Extracted records:
## Start

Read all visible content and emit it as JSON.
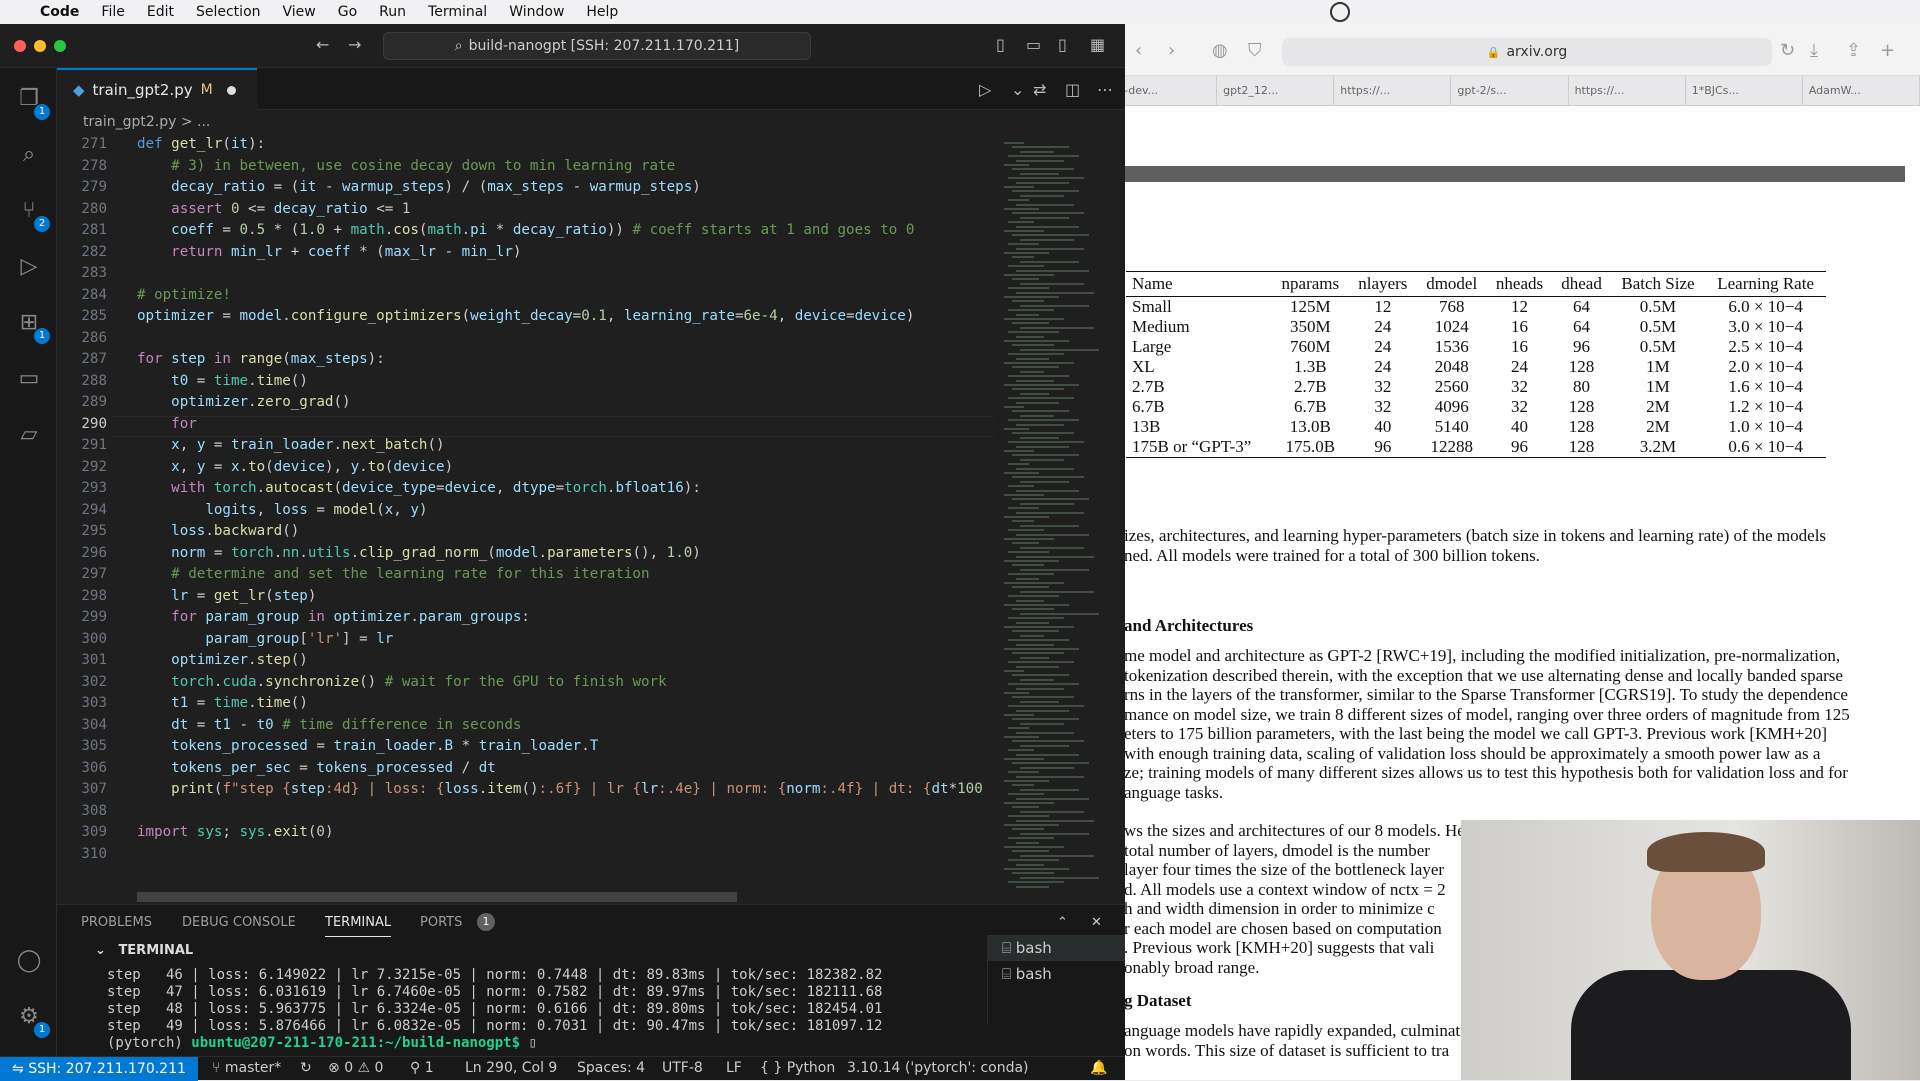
{
  "menubar": {
    "app": "Code",
    "items": [
      "File",
      "Edit",
      "Selection",
      "View",
      "Go",
      "Run",
      "Terminal",
      "Window",
      "Help"
    ]
  },
  "vscode": {
    "command_center": "build-nanogpt [SSH: 207.211.170.211]",
    "tab": {
      "name": "train_gpt2.py",
      "status": "M"
    },
    "breadcrumb": "train_gpt2.py > ...",
    "activity_badges": {
      "explorer": "1",
      "scm": "2",
      "extensions": "1",
      "settings": "1"
    },
    "code_lines": [
      {
        "n": "271",
        "html": "<span class=\"kb\">def</span> <span class=\"fn\">get_lr</span>(<span class=\"vr\">it</span>):"
      },
      {
        "n": "278",
        "html": "    <span class=\"cm\"># 3) in between, use cosine decay down to min learning rate</span>"
      },
      {
        "n": "279",
        "html": "    <span class=\"vr\">decay_ratio</span> = (<span class=\"vr\">it</span> - <span class=\"vr\">warmup_steps</span>) / (<span class=\"vr\">max_steps</span> - <span class=\"vr\">warmup_steps</span>)"
      },
      {
        "n": "280",
        "html": "    <span class=\"kw\">assert</span> <span class=\"nm\">0</span> &lt;= <span class=\"vr\">decay_ratio</span> &lt;= <span class=\"nm\">1</span>"
      },
      {
        "n": "281",
        "html": "    <span class=\"vr\">coeff</span> = <span class=\"nm\">0.5</span> * (<span class=\"nm\">1.0</span> + <span class=\"cl\">math</span>.<span class=\"fn\">cos</span>(<span class=\"cl\">math</span>.<span class=\"vr\">pi</span> * <span class=\"vr\">decay_ratio</span>)) <span class=\"cm\"># coeff starts at 1 and goes to 0</span>"
      },
      {
        "n": "282",
        "html": "    <span class=\"kw\">return</span> <span class=\"vr\">min_lr</span> + <span class=\"vr\">coeff</span> * (<span class=\"vr\">max_lr</span> - <span class=\"vr\">min_lr</span>)"
      },
      {
        "n": "283",
        "html": ""
      },
      {
        "n": "284",
        "html": "<span class=\"cm\"># optimize!</span>"
      },
      {
        "n": "285",
        "html": "<span class=\"vr\">optimizer</span> = <span class=\"vr\">model</span>.<span class=\"fn\">configure_optimizers</span>(<span class=\"vr\">weight_decay</span>=<span class=\"nm\">0.1</span>, <span class=\"vr\">learning_rate</span>=<span class=\"nm\">6e-4</span>, <span class=\"vr\">device</span>=<span class=\"vr\">device</span>)"
      },
      {
        "n": "286",
        "html": ""
      },
      {
        "n": "287",
        "html": "<span class=\"kw\">for</span> <span class=\"vr\">step</span> <span class=\"kw\">in</span> <span class=\"fn\">range</span>(<span class=\"vr\">max_steps</span>):"
      },
      {
        "n": "288",
        "html": "    <span class=\"vr\">t0</span> = <span class=\"cl\">time</span>.<span class=\"fn\">time</span>()"
      },
      {
        "n": "289",
        "html": "    <span class=\"vr\">optimizer</span>.<span class=\"fn\">zero_grad</span>()"
      },
      {
        "n": "290",
        "html": "    <span class=\"kw\">for</span>"
      },
      {
        "n": "291",
        "html": "    <span class=\"vr\">x</span>, <span class=\"vr\">y</span> = <span class=\"vr\">train_loader</span>.<span class=\"fn\">next_batch</span>()"
      },
      {
        "n": "292",
        "html": "    <span class=\"vr\">x</span>, <span class=\"vr\">y</span> = <span class=\"vr\">x</span>.<span class=\"fn\">to</span>(<span class=\"vr\">device</span>), <span class=\"vr\">y</span>.<span class=\"fn\">to</span>(<span class=\"vr\">device</span>)"
      },
      {
        "n": "293",
        "html": "    <span class=\"kw\">with</span> <span class=\"cl\">torch</span>.<span class=\"fn\">autocast</span>(<span class=\"vr\">device_type</span>=<span class=\"vr\">device</span>, <span class=\"vr\">dtype</span>=<span class=\"cl\">torch</span>.<span class=\"vr\">bfloat16</span>):"
      },
      {
        "n": "294",
        "html": "        <span class=\"vr\">logits</span>, <span class=\"vr\">loss</span> = <span class=\"fn\">model</span>(<span class=\"vr\">x</span>, <span class=\"vr\">y</span>)"
      },
      {
        "n": "295",
        "html": "    <span class=\"vr\">loss</span>.<span class=\"fn\">backward</span>()"
      },
      {
        "n": "296",
        "html": "    <span class=\"vr\">norm</span> = <span class=\"cl\">torch</span>.<span class=\"cl\">nn</span>.<span class=\"cl\">utils</span>.<span class=\"fn\">clip_grad_norm_</span>(<span class=\"vr\">model</span>.<span class=\"fn\">parameters</span>(), <span class=\"nm\">1.0</span>)"
      },
      {
        "n": "297",
        "html": "    <span class=\"cm\"># determine and set the learning rate for this iteration</span>"
      },
      {
        "n": "298",
        "html": "    <span class=\"vr\">lr</span> = <span class=\"fn\">get_lr</span>(<span class=\"vr\">step</span>)"
      },
      {
        "n": "299",
        "html": "    <span class=\"kw\">for</span> <span class=\"vr\">param_group</span> <span class=\"kw\">in</span> <span class=\"vr\">optimizer</span>.<span class=\"vr\">param_groups</span>:"
      },
      {
        "n": "300",
        "html": "        <span class=\"vr\">param_group</span>[<span class=\"str\">'lr'</span>] = <span class=\"vr\">lr</span>"
      },
      {
        "n": "301",
        "html": "    <span class=\"vr\">optimizer</span>.<span class=\"fn\">step</span>()"
      },
      {
        "n": "302",
        "html": "    <span class=\"cl\">torch</span>.<span class=\"cl\">cuda</span>.<span class=\"fn\">synchronize</span>() <span class=\"cm\"># wait for the GPU to finish work</span>"
      },
      {
        "n": "303",
        "html": "    <span class=\"vr\">t1</span> = <span class=\"cl\">time</span>.<span class=\"fn\">time</span>()"
      },
      {
        "n": "304",
        "html": "    <span class=\"vr\">dt</span> = <span class=\"vr\">t1</span> - <span class=\"vr\">t0</span> <span class=\"cm\"># time difference in seconds</span>"
      },
      {
        "n": "305",
        "html": "    <span class=\"vr\">tokens_processed</span> = <span class=\"vr\">train_loader</span>.<span class=\"vr\">B</span> * <span class=\"vr\">train_loader</span>.<span class=\"vr\">T</span>"
      },
      {
        "n": "306",
        "html": "    <span class=\"vr\">tokens_per_sec</span> = <span class=\"vr\">tokens_processed</span> / <span class=\"vr\">dt</span>"
      },
      {
        "n": "307",
        "html": "    <span class=\"fn\">print</span>(<span class=\"str\">f\"step {</span><span class=\"vr\">step</span><span class=\"str\">:4d} | loss: {</span><span class=\"vr\">loss</span>.<span class=\"fn\">item</span>()<span class=\"str\">:.6f} | lr {</span><span class=\"vr\">lr</span><span class=\"str\">:.4e} | norm: {</span><span class=\"vr\">norm</span><span class=\"str\">:.4f} | dt: {</span><span class=\"vr\">dt</span>*<span class=\"nm\">100</span>"
      },
      {
        "n": "308",
        "html": ""
      },
      {
        "n": "309",
        "html": "<span class=\"kw\">import</span> <span class=\"cl\">sys</span>; <span class=\"cl\">sys</span>.<span class=\"fn\">exit</span>(<span class=\"nm\">0</span>)"
      },
      {
        "n": "310",
        "html": ""
      }
    ],
    "panel_tabs": [
      "PROBLEMS",
      "DEBUG CONSOLE",
      "TERMINAL",
      "PORTS"
    ],
    "ports_count": "1",
    "terminal_header": "TERMINAL",
    "terminal_lines": [
      "step   46 | loss: 6.149022 | lr 7.3215e-05 | norm: 0.7448 | dt: 89.83ms | tok/sec: 182382.82",
      "step   47 | loss: 6.031619 | lr 6.7460e-05 | norm: 0.7582 | dt: 89.97ms | tok/sec: 182111.68",
      "step   48 | loss: 5.963775 | lr 6.3324e-05 | norm: 0.6166 | dt: 89.80ms | tok/sec: 182454.01",
      "step   49 | loss: 5.876466 | lr 6.0832e-05 | norm: 0.7031 | dt: 90.47ms | tok/sec: 181097.12"
    ],
    "prompt_env": "(pytorch)",
    "prompt_path": "ubuntu@207-211-170-211:~/build-nanogpt$",
    "terminal_list": [
      "bash",
      "bash"
    ],
    "status": {
      "ssh": "SSH: 207.211.170.211",
      "branch": "master*",
      "problems": "0 ⚠ 0",
      "ports": "1",
      "cursor": "Ln 290, Col 9",
      "spaces": "Spaces: 4",
      "encoding": "UTF-8",
      "eol": "LF",
      "language": "Python",
      "interpreter": "3.10.14 ('pytorch': conda)"
    }
  },
  "browser": {
    "url": "arxiv.org",
    "tabs": [
      "gpt-dev...",
      "gpt2_12...",
      "https://...",
      "gpt-2/s...",
      "https://...",
      "1*BJCs...",
      "AdamW..."
    ],
    "table": {
      "headers": [
        "Name",
        "nparams",
        "nlayers",
        "dmodel",
        "nheads",
        "dhead",
        "Batch Size",
        "Learning Rate"
      ],
      "rows": [
        [
          "Small",
          "125M",
          "12",
          "768",
          "12",
          "64",
          "0.5M",
          "6.0 × 10−4"
        ],
        [
          "Medium",
          "350M",
          "24",
          "1024",
          "16",
          "64",
          "0.5M",
          "3.0 × 10−4"
        ],
        [
          "Large",
          "760M",
          "24",
          "1536",
          "16",
          "96",
          "0.5M",
          "2.5 × 10−4"
        ],
        [
          "XL",
          "1.3B",
          "24",
          "2048",
          "24",
          "128",
          "1M",
          "2.0 × 10−4"
        ],
        [
          "2.7B",
          "2.7B",
          "32",
          "2560",
          "32",
          "80",
          "1M",
          "1.6 × 10−4"
        ],
        [
          "6.7B",
          "6.7B",
          "32",
          "4096",
          "32",
          "128",
          "2M",
          "1.2 × 10−4"
        ],
        [
          "13B",
          "13.0B",
          "40",
          "5140",
          "40",
          "128",
          "2M",
          "1.0 × 10−4"
        ],
        [
          "175B or “GPT-3”",
          "175.0B",
          "96",
          "12288",
          "96",
          "128",
          "3.2M",
          "0.6 × 10−4"
        ]
      ]
    },
    "caption": [
      "izes, architectures, and learning hyper-parameters (batch size in tokens and learning rate) of the models",
      "ned. All models were trained for a total of 300 billion tokens."
    ],
    "heading1": "and Architectures",
    "para1": [
      "me model and architecture as GPT-2 [RWC+19], including the modified initialization, pre-normalization,",
      "tokenization described therein, with the exception that we use alternating dense and locally banded sparse",
      "rns in the layers of the transformer, similar to the Sparse Transformer [CGRS19]. To study the dependence",
      "mance on model size, we train 8 different sizes of model, ranging over three orders of magnitude from 125",
      "eters to 175 billion parameters, with the last being the model we call GPT-3. Previous work [KMH+20]",
      "with enough training data, scaling of validation loss should be approximately a smooth power law as a",
      "ze; training models of many different sizes allows us to test this hypothesis both for validation loss and for",
      "anguage tasks."
    ],
    "para2": [
      "ws the sizes and architectures of our 8 models. Here nparams is the total number of trainable parameters,",
      "total number of layers, dmodel is the number",
      "layer four times the size of the bottleneck layer",
      "d. All models use a context window of nctx = 2",
      "h and width dimension in order to minimize c",
      "r each model are chosen based on computation",
      ". Previous work [KMH+20] suggests that vali",
      "onably broad range."
    ],
    "heading2": "g Dataset",
    "para3": [
      "anguage models have rapidly expanded, culminati",
      "on words. This size of dataset is sufficient to tra"
    ]
  }
}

## End

**What is asked**
Copy out every line of the listing that contains the string "Previous".

**Output for this exercise**
      "eters to 175 billion parameters, with the last being the model we call GPT-3. Previous work [KMH+20]",
      ". Previous work [KMH+20] suggests that vali",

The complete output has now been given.